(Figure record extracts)
[start]

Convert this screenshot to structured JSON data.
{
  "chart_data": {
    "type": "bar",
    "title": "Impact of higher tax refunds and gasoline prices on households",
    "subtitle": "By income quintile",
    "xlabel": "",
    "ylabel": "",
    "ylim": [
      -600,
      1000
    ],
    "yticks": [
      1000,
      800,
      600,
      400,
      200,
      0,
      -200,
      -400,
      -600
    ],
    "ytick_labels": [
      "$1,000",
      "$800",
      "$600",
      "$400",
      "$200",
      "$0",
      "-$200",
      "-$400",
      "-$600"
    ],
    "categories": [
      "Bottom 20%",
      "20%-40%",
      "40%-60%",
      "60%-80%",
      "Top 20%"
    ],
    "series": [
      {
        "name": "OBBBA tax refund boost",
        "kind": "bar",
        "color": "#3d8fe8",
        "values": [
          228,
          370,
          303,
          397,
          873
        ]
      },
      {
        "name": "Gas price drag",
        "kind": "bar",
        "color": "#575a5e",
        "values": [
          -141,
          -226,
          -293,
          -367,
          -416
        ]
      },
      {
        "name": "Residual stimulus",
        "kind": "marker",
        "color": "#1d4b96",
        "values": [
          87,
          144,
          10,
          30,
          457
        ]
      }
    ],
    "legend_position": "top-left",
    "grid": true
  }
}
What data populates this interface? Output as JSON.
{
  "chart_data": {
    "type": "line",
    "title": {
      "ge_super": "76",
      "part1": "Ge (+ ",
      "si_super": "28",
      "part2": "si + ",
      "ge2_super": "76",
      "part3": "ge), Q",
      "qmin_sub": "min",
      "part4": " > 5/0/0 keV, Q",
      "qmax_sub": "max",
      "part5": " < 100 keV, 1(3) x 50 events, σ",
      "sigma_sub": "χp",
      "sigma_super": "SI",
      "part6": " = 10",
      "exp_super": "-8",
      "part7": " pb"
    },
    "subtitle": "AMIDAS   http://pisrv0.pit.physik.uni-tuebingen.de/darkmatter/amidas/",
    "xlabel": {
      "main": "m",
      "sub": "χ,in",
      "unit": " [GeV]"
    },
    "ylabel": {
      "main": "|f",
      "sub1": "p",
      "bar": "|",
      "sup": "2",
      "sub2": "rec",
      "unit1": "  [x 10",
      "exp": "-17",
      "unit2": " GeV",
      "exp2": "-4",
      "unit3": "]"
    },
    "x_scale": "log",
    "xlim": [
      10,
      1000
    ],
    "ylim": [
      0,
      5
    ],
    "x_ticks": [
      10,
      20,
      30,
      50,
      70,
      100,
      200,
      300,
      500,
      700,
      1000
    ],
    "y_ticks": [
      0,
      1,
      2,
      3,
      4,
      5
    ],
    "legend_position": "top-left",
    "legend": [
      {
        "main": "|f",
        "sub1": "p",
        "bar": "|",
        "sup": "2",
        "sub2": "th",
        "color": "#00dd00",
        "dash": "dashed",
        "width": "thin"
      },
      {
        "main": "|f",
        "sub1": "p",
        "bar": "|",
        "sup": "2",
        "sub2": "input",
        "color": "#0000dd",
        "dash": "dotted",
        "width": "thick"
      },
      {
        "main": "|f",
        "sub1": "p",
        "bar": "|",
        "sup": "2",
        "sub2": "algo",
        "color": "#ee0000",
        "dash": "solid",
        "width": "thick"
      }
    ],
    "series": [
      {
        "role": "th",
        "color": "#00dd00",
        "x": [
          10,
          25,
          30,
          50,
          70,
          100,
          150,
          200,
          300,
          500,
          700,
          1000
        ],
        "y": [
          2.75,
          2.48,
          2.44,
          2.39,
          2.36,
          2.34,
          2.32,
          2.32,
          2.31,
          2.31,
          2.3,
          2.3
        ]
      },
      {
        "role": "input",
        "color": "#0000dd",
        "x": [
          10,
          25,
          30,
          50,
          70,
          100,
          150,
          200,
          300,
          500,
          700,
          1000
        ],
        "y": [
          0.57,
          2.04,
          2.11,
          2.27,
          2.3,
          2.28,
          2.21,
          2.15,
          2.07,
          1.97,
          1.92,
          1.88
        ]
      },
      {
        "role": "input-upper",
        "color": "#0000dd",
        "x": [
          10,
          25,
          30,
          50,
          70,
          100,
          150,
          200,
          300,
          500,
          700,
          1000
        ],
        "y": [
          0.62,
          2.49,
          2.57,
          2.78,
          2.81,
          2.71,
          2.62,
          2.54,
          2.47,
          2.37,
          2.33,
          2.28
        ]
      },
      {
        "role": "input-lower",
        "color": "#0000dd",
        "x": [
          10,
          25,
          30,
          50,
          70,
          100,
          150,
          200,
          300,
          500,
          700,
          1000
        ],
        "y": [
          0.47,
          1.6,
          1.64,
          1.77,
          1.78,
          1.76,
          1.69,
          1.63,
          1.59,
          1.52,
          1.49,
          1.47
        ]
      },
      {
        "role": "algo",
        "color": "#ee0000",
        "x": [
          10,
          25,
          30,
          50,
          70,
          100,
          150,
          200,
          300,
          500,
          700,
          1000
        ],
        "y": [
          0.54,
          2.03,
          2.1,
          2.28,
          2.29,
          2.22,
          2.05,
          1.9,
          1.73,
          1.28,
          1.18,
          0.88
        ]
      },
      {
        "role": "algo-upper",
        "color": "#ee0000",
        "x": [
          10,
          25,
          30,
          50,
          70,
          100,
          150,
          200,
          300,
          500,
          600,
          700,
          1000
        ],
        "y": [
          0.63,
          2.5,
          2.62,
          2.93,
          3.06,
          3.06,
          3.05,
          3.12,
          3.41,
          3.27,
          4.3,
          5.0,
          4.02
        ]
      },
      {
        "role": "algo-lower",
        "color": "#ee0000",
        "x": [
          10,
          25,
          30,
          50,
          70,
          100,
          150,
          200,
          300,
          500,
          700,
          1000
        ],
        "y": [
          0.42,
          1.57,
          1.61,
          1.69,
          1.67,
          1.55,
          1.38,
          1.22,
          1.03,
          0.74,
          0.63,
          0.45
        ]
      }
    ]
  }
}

[end]

§ Objective: Set down the listing above in full, please, exactly as it appears.

§ Written response:
Convert this screenshot to structured JSON data.
{
  "chart_data": {
    "type": "bar",
    "title": "Impact of higher tax refunds and gasoline prices on households",
    "subtitle": "By income quintile",
    "xlabel": "",
    "ylabel": "",
    "ylim": [
      -600,
      1000
    ],
    "yticks": [
      1000,
      800,
      600,
      400,
      200,
      0,
      -200,
      -400,
      -600
    ],
    "ytick_labels": [
      "$1,000",
      "$800",
      "$600",
      "$400",
      "$200",
      "$0",
      "-$200",
      "-$400",
      "-$600"
    ],
    "categories": [
      "Bottom 20%",
      "20%-40%",
      "40%-60%",
      "60%-80%",
      "Top 20%"
    ],
    "series": [
      {
        "name": "OBBBA tax refund boost",
        "kind": "bar",
        "color": "#3d8fe8",
        "values": [
          228,
          370,
          303,
          397,
          873
        ]
      },
      {
        "name": "Gas price drag",
        "kind": "bar",
        "color": "#575a5e",
        "values": [
          -141,
          -226,
          -293,
          -367,
          -416
        ]
      },
      {
        "name": "Residual stimulus",
        "kind": "marker",
        "color": "#1d4b96",
        "values": [
          87,
          144,
          10,
          30,
          457
        ]
      }
    ],
    "legend_position": "top-left",
    "grid": true
  }
}
What data populates this interface? Output as JSON.
{
  "chart_data": {
    "type": "line",
    "title": {
      "ge_super": "76",
      "part1": "Ge (+ ",
      "si_super": "28",
      "part2": "si + ",
      "ge2_super": "76",
      "part3": "ge), Q",
      "qmin_sub": "min",
      "part4": " > 5/0/0 keV, Q",
      "qmax_sub": "max",
      "part5": " < 100 keV, 1(3) x 50 events, σ",
      "sigma_sub": "χp",
      "sigma_super": "SI",
      "part6": " = 10",
      "exp_super": "-8",
      "part7": " pb"
    },
    "subtitle": "AMIDAS   http://pisrv0.pit.physik.uni-tuebingen.de/darkmatter/amidas/",
    "xlabel": {
      "main": "m",
      "sub": "χ,in",
      "unit": " [GeV]"
    },
    "ylabel": {
      "main": "|f",
      "sub1": "p",
      "bar": "|",
      "sup": "2",
      "sub2": "rec",
      "unit1": "  [x 10",
      "exp": "-17",
      "unit2": " GeV",
      "exp2": "-4",
      "unit3": "]"
    },
    "x_scale": "log",
    "xlim": [
      10,
      1000
    ],
    "ylim": [
      0,
      5
    ],
    "x_ticks": [
      10,
      20,
      30,
      50,
      70,
      100,
      200,
      300,
      500,
      700,
      1000
    ],
    "y_ticks": [
      0,
      1,
      2,
      3,
      4,
      5
    ],
    "legend_position": "top-left",
    "legend": [
      {
        "main": "|f",
        "sub1": "p",
        "bar": "|",
        "sup": "2",
        "sub2": "th",
        "color": "#00dd00",
        "dash": "dashed",
        "width": "thin"
      },
      {
        "main": "|f",
        "sub1": "p",
        "bar": "|",
        "sup": "2",
        "sub2": "input",
        "color": "#0000dd",
        "dash": "dotted",
        "width": "thick"
      },
      {
        "main": "|f",
        "sub1": "p",
        "bar": "|",
        "sup": "2",
        "sub2": "algo",
        "color": "#ee0000",
        "dash": "solid",
        "width": "thick"
      }
    ],
    "series": [
      {
        "role": "th",
        "color": "#00dd00",
        "x": [
          10,
          25,
          30,
          50,
          70,
          100,
          150,
          200,
          300,
          500,
          700,
          1000
        ],
        "y": [
          2.75,
          2.48,
          2.44,
          2.39,
          2.36,
          2.34,
          2.32,
          2.32,
          2.31,
          2.31,
          2.3,
          2.3
        ]
      },
      {
        "role": "input",
        "color": "#0000dd",
        "x": [
          10,
          25,
          30,
          50,
          70,
          100,
          150,
          200,
          300,
          500,
          700,
          1000
        ],
        "y": [
          0.57,
          2.04,
          2.11,
          2.27,
          2.3,
          2.28,
          2.21,
          2.15,
          2.07,
          1.97,
          1.92,
          1.88
        ]
      },
      {
        "role": "input-upper",
        "color": "#0000dd",
        "x": [
          10,
          25,
          30,
          50,
          70,
          100,
          150,
          200,
          300,
          500,
          700,
          1000
        ],
        "y": [
          0.62,
          2.49,
          2.57,
          2.78,
          2.81,
          2.71,
          2.62,
          2.54,
          2.47,
          2.37,
          2.33,
          2.28
        ]
      },
      {
        "role": "input-lower",
        "color": "#0000dd",
        "x": [
          10,
          25,
          30,
          50,
          70,
          100,
          150,
          200,
          300,
          500,
          700,
          1000
        ],
        "y": [
          0.47,
          1.6,
          1.64,
          1.77,
          1.78,
          1.76,
          1.69,
          1.63,
          1.59,
          1.52,
          1.49,
          1.47
        ]
      },
      {
        "role": "algo",
        "color": "#ee0000",
        "x": [
          10,
          25,
          30,
          50,
          70,
          100,
          150,
          200,
          300,
          500,
          700,
          1000
        ],
        "y": [
          0.54,
          2.03,
          2.1,
          2.28,
          2.29,
          2.22,
          2.05,
          1.9,
          1.73,
          1.28,
          1.18,
          0.88
        ]
      },
      {
        "role": "algo-upper",
        "color": "#ee0000",
        "x": [
          10,
          25,
          30,
          50,
          70,
          100,
          150,
          200,
          300,
          500,
          600,
          700,
          1000
        ],
        "y": [
          0.63,
          2.5,
          2.62,
          2.93,
          3.06,
          3.06,
          3.05,
          3.12,
          3.41,
          3.27,
          4.3,
          5.0,
          4.02
        ]
      },
      {
        "role": "algo-lower",
        "color": "#ee0000",
        "x": [
          10,
          25,
          30,
          50,
          70,
          100,
          150,
          200,
          300,
          500,
          700,
          1000
        ],
        "y": [
          0.42,
          1.57,
          1.61,
          1.69,
          1.67,
          1.55,
          1.38,
          1.22,
          1.03,
          0.74,
          0.63,
          0.45
        ]
      }
    ]
  }
}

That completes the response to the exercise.